What is being asked: Return the listing below word for word.

Data:
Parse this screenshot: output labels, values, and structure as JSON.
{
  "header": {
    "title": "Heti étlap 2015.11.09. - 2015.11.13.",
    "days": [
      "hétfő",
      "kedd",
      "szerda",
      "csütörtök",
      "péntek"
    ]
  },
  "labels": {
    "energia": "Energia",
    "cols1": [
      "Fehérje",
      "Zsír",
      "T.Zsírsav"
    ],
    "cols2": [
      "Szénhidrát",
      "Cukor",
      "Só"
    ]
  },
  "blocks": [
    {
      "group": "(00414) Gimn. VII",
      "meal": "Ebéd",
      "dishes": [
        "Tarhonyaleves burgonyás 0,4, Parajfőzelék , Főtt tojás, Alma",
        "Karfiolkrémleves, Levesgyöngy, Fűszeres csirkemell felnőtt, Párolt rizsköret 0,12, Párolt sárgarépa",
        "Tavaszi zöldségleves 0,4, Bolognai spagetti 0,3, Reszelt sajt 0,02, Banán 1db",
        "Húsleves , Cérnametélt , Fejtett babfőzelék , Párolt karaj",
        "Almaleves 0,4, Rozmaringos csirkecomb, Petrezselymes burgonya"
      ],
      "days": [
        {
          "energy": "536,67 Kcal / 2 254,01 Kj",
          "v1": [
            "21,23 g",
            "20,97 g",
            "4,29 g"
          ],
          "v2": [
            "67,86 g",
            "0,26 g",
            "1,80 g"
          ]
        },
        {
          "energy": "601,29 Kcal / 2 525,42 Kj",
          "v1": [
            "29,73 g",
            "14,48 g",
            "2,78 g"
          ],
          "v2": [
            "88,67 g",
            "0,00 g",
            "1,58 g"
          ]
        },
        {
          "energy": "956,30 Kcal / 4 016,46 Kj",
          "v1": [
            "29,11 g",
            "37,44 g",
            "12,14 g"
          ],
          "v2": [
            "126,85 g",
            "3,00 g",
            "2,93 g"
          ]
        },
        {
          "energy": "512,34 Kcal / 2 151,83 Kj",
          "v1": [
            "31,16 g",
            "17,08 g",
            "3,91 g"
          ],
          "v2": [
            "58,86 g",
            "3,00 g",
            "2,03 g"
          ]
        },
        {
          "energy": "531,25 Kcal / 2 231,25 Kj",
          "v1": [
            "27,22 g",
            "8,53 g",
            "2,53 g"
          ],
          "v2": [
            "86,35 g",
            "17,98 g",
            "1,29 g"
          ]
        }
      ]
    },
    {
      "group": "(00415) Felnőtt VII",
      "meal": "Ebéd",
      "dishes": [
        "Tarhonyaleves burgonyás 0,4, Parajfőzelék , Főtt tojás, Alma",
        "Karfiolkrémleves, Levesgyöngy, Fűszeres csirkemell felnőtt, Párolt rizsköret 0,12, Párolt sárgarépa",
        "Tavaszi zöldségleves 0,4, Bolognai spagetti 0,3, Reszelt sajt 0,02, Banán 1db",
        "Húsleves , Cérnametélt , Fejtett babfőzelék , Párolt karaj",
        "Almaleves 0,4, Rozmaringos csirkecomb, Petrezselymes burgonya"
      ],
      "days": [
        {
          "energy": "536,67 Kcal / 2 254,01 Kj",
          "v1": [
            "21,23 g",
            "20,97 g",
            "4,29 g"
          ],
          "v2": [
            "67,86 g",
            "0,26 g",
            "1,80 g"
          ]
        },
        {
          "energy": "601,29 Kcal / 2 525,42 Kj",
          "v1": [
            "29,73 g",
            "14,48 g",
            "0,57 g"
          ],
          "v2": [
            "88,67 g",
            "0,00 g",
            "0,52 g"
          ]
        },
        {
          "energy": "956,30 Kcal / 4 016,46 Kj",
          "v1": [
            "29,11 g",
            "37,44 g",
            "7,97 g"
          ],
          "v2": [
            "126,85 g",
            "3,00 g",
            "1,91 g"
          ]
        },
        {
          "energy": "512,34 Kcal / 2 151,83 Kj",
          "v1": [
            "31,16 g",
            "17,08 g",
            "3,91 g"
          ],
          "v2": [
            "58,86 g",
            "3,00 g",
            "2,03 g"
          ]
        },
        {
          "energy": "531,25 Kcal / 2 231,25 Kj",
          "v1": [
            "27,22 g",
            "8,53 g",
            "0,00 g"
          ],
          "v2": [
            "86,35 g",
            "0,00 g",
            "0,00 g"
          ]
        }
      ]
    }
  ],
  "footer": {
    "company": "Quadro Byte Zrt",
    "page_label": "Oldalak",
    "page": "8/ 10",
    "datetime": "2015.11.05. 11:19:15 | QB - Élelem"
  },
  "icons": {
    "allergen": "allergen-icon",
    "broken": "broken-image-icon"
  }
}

Solution to this exercise:
Parse this screenshot: output labels, values, and structure as JSON.
{
  "header": {
    "title": "Heti étlap 2015.11.09. - 2015.11.13.",
    "days": [
      "hétfő",
      "kedd",
      "szerda",
      "csütörtök",
      "péntek"
    ]
  },
  "labels": {
    "energia": "Energia",
    "cols1": [
      "Fehérje",
      "Zsír",
      "T.Zsírsav"
    ],
    "cols2": [
      "Szénhidrát",
      "Cukor",
      "Só"
    ]
  },
  "blocks": [
    {
      "group": "(00414) Gimn. VII",
      "meal": "Ebéd",
      "dishes": [
        "Tarhonyaleves burgonyás 0,4, Parajfőzelék , Főtt tojás, Alma",
        "Karfiolkrémleves, Levesgyöngy, Fűszeres csirkemell felnőtt, Párolt rizsköret 0,12, Párolt sárgarépa",
        "Tavaszi zöldségleves 0,4, Bolognai spagetti 0,3, Reszelt sajt 0,02, Banán 1db",
        "Húsleves , Cérnametélt , Fejtett babfőzelék , Párolt karaj",
        "Almaleves 0,4, Rozmaringos csirkecomb, Petrezselymes burgonya"
      ],
      "days": [
        {
          "energy": "536,67 Kcal / 2 254,01 Kj",
          "v1": [
            "21,23 g",
            "20,97 g",
            "4,29 g"
          ],
          "v2": [
            "67,86 g",
            "0,26 g",
            "1,80 g"
          ]
        },
        {
          "energy": "601,29 Kcal / 2 525,42 Kj",
          "v1": [
            "29,73 g",
            "14,48 g",
            "2,78 g"
          ],
          "v2": [
            "88,67 g",
            "0,00 g",
            "1,58 g"
          ]
        },
        {
          "energy": "956,30 Kcal / 4 016,46 Kj",
          "v1": [
            "29,11 g",
            "37,44 g",
            "12,14 g"
          ],
          "v2": [
            "126,85 g",
            "3,00 g",
            "2,93 g"
          ]
        },
        {
          "energy": "512,34 Kcal / 2 151,83 Kj",
          "v1": [
            "31,16 g",
            "17,08 g",
            "3,91 g"
          ],
          "v2": [
            "58,86 g",
            "3,00 g",
            "2,03 g"
          ]
        },
        {
          "energy": "531,25 Kcal / 2 231,25 Kj",
          "v1": [
            "27,22 g",
            "8,53 g",
            "2,53 g"
          ],
          "v2": [
            "86,35 g",
            "17,98 g",
            "1,29 g"
          ]
        }
      ]
    },
    {
      "group": "(00415) Felnőtt VII",
      "meal": "Ebéd",
      "dishes": [
        "Tarhonyaleves burgonyás 0,4, Parajfőzelék , Főtt tojás, Alma",
        "Karfiolkrémleves, Levesgyöngy, Fűszeres csirkemell felnőtt, Párolt rizsköret 0,12, Párolt sárgarépa",
        "Tavaszi zöldségleves 0,4, Bolognai spagetti 0,3, Reszelt sajt 0,02, Banán 1db",
        "Húsleves , Cérnametélt , Fejtett babfőzelék , Párolt karaj",
        "Almaleves 0,4, Rozmaringos csirkecomb, Petrezselymes burgonya"
      ],
      "days": [
        {
          "energy": "536,67 Kcal / 2 254,01 Kj",
          "v1": [
            "21,23 g",
            "20,97 g",
            "4,29 g"
          ],
          "v2": [
            "67,86 g",
            "0,26 g",
            "1,80 g"
          ]
        },
        {
          "energy": "601,29 Kcal / 2 525,42 Kj",
          "v1": [
            "29,73 g",
            "14,48 g",
            "0,57 g"
          ],
          "v2": [
            "88,67 g",
            "0,00 g",
            "0,52 g"
          ]
        },
        {
          "energy": "956,30 Kcal / 4 016,46 Kj",
          "v1": [
            "29,11 g",
            "37,44 g",
            "7,97 g"
          ],
          "v2": [
            "126,85 g",
            "3,00 g",
            "1,91 g"
          ]
        },
        {
          "energy": "512,34 Kcal / 2 151,83 Kj",
          "v1": [
            "31,16 g",
            "17,08 g",
            "3,91 g"
          ],
          "v2": [
            "58,86 g",
            "3,00 g",
            "2,03 g"
          ]
        },
        {
          "energy": "531,25 Kcal / 2 231,25 Kj",
          "v1": [
            "27,22 g",
            "8,53 g",
            "0,00 g"
          ],
          "v2": [
            "86,35 g",
            "0,00 g",
            "0,00 g"
          ]
        }
      ]
    }
  ],
  "footer": {
    "company": "Quadro Byte Zrt",
    "page_label": "Oldalak",
    "page": "8/ 10",
    "datetime": "2015.11.05. 11:19:15 | QB - Élelem"
  },
  "icons": {
    "allergen": "allergen-icon",
    "broken": "broken-image-icon"
  }
}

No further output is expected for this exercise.